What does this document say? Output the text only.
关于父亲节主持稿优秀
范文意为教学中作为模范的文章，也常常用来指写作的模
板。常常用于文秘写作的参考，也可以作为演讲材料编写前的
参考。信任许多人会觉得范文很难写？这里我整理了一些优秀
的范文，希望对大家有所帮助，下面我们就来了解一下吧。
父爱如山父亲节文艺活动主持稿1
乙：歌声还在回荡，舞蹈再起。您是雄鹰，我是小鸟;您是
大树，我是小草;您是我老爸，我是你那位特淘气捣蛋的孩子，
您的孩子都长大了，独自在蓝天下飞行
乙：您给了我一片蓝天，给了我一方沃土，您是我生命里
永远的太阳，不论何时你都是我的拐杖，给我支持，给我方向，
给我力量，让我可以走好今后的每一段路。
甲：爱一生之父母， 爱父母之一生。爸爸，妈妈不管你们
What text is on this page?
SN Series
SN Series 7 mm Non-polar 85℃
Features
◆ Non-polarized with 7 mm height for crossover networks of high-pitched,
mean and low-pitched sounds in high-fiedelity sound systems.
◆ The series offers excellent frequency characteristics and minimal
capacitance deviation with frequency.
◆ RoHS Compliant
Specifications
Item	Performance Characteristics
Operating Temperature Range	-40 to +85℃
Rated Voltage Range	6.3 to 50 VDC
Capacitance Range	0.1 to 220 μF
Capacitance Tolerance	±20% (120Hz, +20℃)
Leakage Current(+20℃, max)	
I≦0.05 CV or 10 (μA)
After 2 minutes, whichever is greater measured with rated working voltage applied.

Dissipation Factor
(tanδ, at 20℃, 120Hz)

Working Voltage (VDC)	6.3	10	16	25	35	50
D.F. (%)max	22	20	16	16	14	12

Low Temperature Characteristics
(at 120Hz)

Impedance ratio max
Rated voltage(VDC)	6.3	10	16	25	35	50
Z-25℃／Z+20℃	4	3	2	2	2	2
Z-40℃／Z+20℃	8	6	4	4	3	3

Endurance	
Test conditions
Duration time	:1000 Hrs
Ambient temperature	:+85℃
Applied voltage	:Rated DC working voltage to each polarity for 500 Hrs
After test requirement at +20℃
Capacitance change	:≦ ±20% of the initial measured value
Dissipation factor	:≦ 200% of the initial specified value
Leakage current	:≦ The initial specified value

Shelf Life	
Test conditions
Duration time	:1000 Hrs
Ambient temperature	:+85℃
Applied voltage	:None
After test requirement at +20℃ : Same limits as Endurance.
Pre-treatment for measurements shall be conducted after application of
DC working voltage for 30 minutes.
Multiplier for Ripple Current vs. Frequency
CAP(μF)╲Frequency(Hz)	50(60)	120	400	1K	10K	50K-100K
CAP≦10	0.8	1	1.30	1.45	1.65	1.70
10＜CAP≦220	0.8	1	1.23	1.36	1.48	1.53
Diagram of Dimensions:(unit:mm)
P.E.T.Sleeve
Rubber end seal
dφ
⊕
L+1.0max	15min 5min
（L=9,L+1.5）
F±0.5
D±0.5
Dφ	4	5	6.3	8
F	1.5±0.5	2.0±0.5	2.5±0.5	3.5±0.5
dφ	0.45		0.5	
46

══════

• _What this task involves_
Copy each line that holds the word "Range".

• _Output_
Operating Temperature Range	-40 to +85℃
Rated Voltage Range	6.3 to 50 VDC
Capacitance Range	0.1 to 220 μF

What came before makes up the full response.